§ What this task involves
Exclude all pictures, then copy each of the records exactly as written.

[Dataset rows]

>>

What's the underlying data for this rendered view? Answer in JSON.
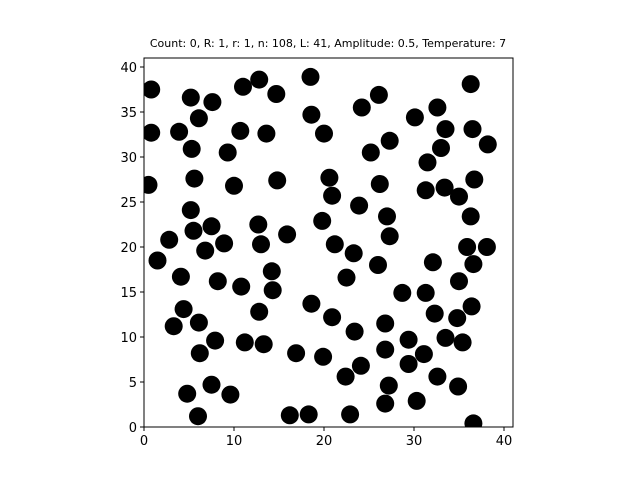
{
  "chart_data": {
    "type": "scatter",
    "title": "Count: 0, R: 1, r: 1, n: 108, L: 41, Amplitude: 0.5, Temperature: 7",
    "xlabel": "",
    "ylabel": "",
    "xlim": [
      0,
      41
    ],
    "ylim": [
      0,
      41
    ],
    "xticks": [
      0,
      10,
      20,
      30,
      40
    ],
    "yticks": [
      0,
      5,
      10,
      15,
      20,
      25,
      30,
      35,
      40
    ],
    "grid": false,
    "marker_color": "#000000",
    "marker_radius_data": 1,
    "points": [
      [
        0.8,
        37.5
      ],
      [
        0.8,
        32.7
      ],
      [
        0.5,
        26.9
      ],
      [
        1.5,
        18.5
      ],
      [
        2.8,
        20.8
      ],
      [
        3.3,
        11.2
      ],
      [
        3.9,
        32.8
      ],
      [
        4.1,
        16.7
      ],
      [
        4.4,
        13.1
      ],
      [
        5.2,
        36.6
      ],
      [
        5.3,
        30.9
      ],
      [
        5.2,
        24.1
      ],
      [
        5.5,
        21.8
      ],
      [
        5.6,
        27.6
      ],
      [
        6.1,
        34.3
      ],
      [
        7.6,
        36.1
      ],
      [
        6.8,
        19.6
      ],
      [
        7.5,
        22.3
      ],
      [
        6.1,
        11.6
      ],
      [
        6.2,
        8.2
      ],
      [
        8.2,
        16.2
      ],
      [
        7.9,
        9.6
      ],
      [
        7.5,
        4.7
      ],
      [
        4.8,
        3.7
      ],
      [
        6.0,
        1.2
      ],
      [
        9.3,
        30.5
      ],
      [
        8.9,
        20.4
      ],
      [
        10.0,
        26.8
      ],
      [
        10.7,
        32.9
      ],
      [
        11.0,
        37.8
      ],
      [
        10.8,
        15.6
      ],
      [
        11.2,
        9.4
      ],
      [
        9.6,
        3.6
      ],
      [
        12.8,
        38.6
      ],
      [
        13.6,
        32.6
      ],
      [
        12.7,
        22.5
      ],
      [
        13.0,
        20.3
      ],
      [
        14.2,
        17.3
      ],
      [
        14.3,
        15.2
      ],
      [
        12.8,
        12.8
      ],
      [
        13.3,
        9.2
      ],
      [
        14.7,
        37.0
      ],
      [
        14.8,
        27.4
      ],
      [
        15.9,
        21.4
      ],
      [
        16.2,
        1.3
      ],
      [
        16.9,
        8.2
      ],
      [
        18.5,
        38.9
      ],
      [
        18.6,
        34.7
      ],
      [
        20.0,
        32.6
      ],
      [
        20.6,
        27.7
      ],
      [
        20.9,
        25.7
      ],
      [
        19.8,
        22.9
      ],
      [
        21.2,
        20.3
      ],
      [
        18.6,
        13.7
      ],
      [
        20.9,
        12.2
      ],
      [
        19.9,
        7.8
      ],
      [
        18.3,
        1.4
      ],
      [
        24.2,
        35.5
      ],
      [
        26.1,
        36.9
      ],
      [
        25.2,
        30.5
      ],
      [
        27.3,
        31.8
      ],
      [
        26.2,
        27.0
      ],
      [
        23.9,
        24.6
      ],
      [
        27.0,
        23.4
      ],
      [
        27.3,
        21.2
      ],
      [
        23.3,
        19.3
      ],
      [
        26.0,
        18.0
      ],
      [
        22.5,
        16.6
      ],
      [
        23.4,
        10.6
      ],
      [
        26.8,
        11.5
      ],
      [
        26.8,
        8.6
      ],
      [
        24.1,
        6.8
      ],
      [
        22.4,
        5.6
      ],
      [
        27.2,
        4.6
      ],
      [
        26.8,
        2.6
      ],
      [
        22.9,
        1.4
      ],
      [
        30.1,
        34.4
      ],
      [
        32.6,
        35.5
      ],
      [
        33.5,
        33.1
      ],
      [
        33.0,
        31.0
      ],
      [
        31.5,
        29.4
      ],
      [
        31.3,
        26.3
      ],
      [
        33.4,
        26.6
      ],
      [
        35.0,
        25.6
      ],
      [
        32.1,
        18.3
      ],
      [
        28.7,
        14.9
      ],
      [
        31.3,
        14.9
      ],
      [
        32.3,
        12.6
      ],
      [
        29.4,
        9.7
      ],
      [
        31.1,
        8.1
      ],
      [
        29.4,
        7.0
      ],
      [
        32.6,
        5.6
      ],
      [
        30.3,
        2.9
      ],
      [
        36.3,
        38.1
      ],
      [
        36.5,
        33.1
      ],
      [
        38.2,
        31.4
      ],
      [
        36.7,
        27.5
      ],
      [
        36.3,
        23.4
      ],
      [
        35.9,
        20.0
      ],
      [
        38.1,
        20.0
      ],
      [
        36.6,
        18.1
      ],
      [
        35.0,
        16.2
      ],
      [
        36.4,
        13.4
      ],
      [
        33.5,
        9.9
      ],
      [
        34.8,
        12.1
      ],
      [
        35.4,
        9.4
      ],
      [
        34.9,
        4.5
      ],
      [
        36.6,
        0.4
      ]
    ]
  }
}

<<

§ Output of the exercise
What's the underlying data for this rendered view? Answer in JSON.
{
  "chart_data": {
    "type": "scatter",
    "title": "Count: 0, R: 1, r: 1, n: 108, L: 41, Amplitude: 0.5, Temperature: 7",
    "xlabel": "",
    "ylabel": "",
    "xlim": [
      0,
      41
    ],
    "ylim": [
      0,
      41
    ],
    "xticks": [
      0,
      10,
      20,
      30,
      40
    ],
    "yticks": [
      0,
      5,
      10,
      15,
      20,
      25,
      30,
      35,
      40
    ],
    "grid": false,
    "marker_color": "#000000",
    "marker_radius_data": 1,
    "points": [
      [
        0.8,
        37.5
      ],
      [
        0.8,
        32.7
      ],
      [
        0.5,
        26.9
      ],
      [
        1.5,
        18.5
      ],
      [
        2.8,
        20.8
      ],
      [
        3.3,
        11.2
      ],
      [
        3.9,
        32.8
      ],
      [
        4.1,
        16.7
      ],
      [
        4.4,
        13.1
      ],
      [
        5.2,
        36.6
      ],
      [
        5.3,
        30.9
      ],
      [
        5.2,
        24.1
      ],
      [
        5.5,
        21.8
      ],
      [
        5.6,
        27.6
      ],
      [
        6.1,
        34.3
      ],
      [
        7.6,
        36.1
      ],
      [
        6.8,
        19.6
      ],
      [
        7.5,
        22.3
      ],
      [
        6.1,
        11.6
      ],
      [
        6.2,
        8.2
      ],
      [
        8.2,
        16.2
      ],
      [
        7.9,
        9.6
      ],
      [
        7.5,
        4.7
      ],
      [
        4.8,
        3.7
      ],
      [
        6.0,
        1.2
      ],
      [
        9.3,
        30.5
      ],
      [
        8.9,
        20.4
      ],
      [
        10.0,
        26.8
      ],
      [
        10.7,
        32.9
      ],
      [
        11.0,
        37.8
      ],
      [
        10.8,
        15.6
      ],
      [
        11.2,
        9.4
      ],
      [
        9.6,
        3.6
      ],
      [
        12.8,
        38.6
      ],
      [
        13.6,
        32.6
      ],
      [
        12.7,
        22.5
      ],
      [
        13.0,
        20.3
      ],
      [
        14.2,
        17.3
      ],
      [
        14.3,
        15.2
      ],
      [
        12.8,
        12.8
      ],
      [
        13.3,
        9.2
      ],
      [
        14.7,
        37.0
      ],
      [
        14.8,
        27.4
      ],
      [
        15.9,
        21.4
      ],
      [
        16.2,
        1.3
      ],
      [
        16.9,
        8.2
      ],
      [
        18.5,
        38.9
      ],
      [
        18.6,
        34.7
      ],
      [
        20.0,
        32.6
      ],
      [
        20.6,
        27.7
      ],
      [
        20.9,
        25.7
      ],
      [
        19.8,
        22.9
      ],
      [
        21.2,
        20.3
      ],
      [
        18.6,
        13.7
      ],
      [
        20.9,
        12.2
      ],
      [
        19.9,
        7.8
      ],
      [
        18.3,
        1.4
      ],
      [
        24.2,
        35.5
      ],
      [
        26.1,
        36.9
      ],
      [
        25.2,
        30.5
      ],
      [
        27.3,
        31.8
      ],
      [
        26.2,
        27.0
      ],
      [
        23.9,
        24.6
      ],
      [
        27.0,
        23.4
      ],
      [
        27.3,
        21.2
      ],
      [
        23.3,
        19.3
      ],
      [
        26.0,
        18.0
      ],
      [
        22.5,
        16.6
      ],
      [
        23.4,
        10.6
      ],
      [
        26.8,
        11.5
      ],
      [
        26.8,
        8.6
      ],
      [
        24.1,
        6.8
      ],
      [
        22.4,
        5.6
      ],
      [
        27.2,
        4.6
      ],
      [
        26.8,
        2.6
      ],
      [
        22.9,
        1.4
      ],
      [
        30.1,
        34.4
      ],
      [
        32.6,
        35.5
      ],
      [
        33.5,
        33.1
      ],
      [
        33.0,
        31.0
      ],
      [
        31.5,
        29.4
      ],
      [
        31.3,
        26.3
      ],
      [
        33.4,
        26.6
      ],
      [
        35.0,
        25.6
      ],
      [
        32.1,
        18.3
      ],
      [
        28.7,
        14.9
      ],
      [
        31.3,
        14.9
      ],
      [
        32.3,
        12.6
      ],
      [
        29.4,
        9.7
      ],
      [
        31.1,
        8.1
      ],
      [
        29.4,
        7.0
      ],
      [
        32.6,
        5.6
      ],
      [
        30.3,
        2.9
      ],
      [
        36.3,
        38.1
      ],
      [
        36.5,
        33.1
      ],
      [
        38.2,
        31.4
      ],
      [
        36.7,
        27.5
      ],
      [
        36.3,
        23.4
      ],
      [
        35.9,
        20.0
      ],
      [
        38.1,
        20.0
      ],
      [
        36.6,
        18.1
      ],
      [
        35.0,
        16.2
      ],
      [
        36.4,
        13.4
      ],
      [
        33.5,
        9.9
      ],
      [
        34.8,
        12.1
      ],
      [
        35.4,
        9.4
      ],
      [
        34.9,
        4.5
      ],
      [
        36.6,
        0.4
      ]
    ]
  }
}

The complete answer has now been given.